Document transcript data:
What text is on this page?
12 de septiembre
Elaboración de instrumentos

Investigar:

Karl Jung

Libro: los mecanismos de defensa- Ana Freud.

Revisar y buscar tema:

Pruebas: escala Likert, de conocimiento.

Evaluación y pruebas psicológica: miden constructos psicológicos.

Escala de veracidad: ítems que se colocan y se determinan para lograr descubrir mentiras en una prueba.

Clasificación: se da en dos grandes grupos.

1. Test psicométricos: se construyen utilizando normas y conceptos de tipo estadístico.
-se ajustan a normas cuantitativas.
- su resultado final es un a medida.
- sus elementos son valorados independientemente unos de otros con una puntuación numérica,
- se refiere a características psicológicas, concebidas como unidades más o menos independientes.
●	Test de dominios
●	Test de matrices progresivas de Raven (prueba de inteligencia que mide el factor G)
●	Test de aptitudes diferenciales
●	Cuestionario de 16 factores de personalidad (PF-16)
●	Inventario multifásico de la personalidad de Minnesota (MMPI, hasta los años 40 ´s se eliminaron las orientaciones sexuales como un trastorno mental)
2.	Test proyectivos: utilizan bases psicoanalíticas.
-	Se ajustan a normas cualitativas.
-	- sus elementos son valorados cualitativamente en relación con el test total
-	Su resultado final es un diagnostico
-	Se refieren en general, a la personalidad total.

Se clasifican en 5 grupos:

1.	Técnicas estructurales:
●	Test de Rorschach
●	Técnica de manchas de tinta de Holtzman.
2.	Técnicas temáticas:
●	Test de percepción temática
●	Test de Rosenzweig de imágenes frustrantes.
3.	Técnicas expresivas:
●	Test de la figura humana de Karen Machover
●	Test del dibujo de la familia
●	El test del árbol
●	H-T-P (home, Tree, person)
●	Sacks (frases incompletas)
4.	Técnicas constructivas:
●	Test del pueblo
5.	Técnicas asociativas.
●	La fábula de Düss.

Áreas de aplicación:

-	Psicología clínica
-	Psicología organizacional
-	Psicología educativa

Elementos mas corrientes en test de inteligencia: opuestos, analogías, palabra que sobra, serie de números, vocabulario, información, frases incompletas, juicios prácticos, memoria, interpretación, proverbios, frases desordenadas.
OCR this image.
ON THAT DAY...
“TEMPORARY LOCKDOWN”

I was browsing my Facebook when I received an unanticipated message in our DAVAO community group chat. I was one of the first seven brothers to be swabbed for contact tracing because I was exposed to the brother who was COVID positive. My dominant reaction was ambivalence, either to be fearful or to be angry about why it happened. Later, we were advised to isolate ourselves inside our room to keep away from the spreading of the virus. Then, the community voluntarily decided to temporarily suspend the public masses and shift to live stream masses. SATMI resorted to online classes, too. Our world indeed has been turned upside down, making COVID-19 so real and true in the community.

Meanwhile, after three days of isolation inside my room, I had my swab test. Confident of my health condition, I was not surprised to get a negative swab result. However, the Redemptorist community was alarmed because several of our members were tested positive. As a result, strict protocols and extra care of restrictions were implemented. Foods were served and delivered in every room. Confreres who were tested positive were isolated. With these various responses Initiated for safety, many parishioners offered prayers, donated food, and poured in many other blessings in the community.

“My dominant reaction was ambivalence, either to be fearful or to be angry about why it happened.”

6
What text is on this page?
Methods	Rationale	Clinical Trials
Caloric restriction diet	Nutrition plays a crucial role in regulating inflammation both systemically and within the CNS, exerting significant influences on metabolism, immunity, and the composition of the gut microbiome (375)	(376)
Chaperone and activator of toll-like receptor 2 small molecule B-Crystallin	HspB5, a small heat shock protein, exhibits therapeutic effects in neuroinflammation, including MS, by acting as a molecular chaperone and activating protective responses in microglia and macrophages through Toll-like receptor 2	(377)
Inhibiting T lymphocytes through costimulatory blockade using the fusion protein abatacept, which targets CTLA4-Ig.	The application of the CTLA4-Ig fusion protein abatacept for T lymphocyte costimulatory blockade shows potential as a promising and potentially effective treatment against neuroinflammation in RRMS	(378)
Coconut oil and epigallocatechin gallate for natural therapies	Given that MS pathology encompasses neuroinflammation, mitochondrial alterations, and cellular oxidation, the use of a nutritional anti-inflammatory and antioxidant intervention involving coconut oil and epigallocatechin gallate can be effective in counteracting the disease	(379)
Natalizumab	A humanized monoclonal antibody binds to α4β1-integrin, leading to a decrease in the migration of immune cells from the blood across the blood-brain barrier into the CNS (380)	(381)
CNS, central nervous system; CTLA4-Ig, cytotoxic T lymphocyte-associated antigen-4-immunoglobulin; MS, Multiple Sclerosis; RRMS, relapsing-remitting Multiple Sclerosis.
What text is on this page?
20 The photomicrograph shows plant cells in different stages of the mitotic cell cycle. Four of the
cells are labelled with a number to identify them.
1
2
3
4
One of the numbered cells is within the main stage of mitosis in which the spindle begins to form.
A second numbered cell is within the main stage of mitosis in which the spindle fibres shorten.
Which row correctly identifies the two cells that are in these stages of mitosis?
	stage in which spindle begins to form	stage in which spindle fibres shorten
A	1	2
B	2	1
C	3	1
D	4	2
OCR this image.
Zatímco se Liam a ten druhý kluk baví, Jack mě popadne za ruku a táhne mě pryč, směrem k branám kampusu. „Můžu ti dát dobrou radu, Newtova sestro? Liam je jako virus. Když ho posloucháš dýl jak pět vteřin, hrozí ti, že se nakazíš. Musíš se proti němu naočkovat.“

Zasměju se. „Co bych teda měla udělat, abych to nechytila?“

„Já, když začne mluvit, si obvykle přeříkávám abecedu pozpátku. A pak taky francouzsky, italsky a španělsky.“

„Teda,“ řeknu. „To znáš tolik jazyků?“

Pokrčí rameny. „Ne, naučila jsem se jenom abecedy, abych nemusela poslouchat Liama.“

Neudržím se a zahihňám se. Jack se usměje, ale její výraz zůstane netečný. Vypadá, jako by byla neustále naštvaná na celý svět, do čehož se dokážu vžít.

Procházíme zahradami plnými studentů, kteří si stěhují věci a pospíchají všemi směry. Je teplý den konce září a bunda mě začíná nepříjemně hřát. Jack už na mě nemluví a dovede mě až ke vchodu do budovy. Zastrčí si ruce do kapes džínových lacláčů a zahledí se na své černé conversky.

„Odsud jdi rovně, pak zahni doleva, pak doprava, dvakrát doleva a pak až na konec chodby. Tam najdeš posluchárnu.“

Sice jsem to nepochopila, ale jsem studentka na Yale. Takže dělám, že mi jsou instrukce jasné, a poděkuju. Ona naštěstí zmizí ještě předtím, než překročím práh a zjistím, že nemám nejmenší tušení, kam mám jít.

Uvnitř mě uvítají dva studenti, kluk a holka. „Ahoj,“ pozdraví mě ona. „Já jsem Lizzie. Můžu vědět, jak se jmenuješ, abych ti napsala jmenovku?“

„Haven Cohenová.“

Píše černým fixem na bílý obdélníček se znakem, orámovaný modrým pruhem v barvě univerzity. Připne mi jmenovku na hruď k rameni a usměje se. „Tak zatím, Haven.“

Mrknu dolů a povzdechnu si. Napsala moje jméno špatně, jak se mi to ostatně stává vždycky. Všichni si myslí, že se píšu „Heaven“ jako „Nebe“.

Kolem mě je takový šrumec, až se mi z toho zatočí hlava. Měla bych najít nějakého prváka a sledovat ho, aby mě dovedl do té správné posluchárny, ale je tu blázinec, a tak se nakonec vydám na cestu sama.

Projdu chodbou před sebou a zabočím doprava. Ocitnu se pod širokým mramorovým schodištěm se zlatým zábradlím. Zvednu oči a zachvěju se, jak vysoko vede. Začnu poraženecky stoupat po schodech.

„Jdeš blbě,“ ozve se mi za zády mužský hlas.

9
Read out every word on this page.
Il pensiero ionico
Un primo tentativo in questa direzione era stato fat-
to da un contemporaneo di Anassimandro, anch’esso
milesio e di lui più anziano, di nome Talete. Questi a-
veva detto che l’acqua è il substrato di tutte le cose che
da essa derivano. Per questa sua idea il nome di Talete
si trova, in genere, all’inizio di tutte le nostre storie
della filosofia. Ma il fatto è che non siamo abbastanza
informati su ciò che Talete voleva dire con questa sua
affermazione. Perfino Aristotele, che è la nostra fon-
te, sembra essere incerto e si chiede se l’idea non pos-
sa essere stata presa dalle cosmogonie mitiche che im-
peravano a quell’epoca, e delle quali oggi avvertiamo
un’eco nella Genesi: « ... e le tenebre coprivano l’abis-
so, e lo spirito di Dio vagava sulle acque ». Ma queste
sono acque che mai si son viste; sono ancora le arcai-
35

Directions >>
Copy each line of the data that contains the word "questa", leaving the other lines out.

Task answer >>
Un primo tentativo in questa direzione era stato fat-
da essa derivano. Per questa sua idea il nome di Talete
informati su ciò che Talete voleva dire con questa sua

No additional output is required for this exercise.